The exercise
What follows is a block of records; restate each one word for word.

Rows from a figure dataset:
****************************************

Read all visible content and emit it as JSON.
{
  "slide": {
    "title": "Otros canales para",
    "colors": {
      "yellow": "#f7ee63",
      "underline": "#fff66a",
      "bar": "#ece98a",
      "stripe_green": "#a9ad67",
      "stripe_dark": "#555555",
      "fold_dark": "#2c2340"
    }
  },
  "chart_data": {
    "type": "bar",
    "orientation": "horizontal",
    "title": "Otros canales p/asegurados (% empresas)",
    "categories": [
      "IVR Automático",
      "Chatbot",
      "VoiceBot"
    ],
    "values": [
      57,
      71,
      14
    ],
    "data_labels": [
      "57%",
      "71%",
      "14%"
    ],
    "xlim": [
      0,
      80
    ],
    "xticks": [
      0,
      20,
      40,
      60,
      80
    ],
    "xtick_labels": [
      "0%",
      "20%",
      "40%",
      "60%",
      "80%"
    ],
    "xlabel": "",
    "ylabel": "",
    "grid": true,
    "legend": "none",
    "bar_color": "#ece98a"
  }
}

****************************************

Full response
Read all visible content and emit it as JSON.
{
  "slide": {
    "title": "Otros canales para",
    "colors": {
      "yellow": "#f7ee63",
      "underline": "#fff66a",
      "bar": "#ece98a",
      "stripe_green": "#a9ad67",
      "stripe_dark": "#555555",
      "fold_dark": "#2c2340"
    }
  },
  "chart_data": {
    "type": "bar",
    "orientation": "horizontal",
    "title": "Otros canales p/asegurados (% empresas)",
    "categories": [
      "IVR Automático",
      "Chatbot",
      "VoiceBot"
    ],
    "values": [
      57,
      71,
      14
    ],
    "data_labels": [
      "57%",
      "71%",
      "14%"
    ],
    "xlim": [
      0,
      80
    ],
    "xticks": [
      0,
      20,
      40,
      60,
      80
    ],
    "xtick_labels": [
      "0%",
      "20%",
      "40%",
      "60%",
      "80%"
    ],
    "xlabel": "",
    "ylabel": "",
    "grid": true,
    "legend": "none",
    "bar_color": "#ece98a"
  }
}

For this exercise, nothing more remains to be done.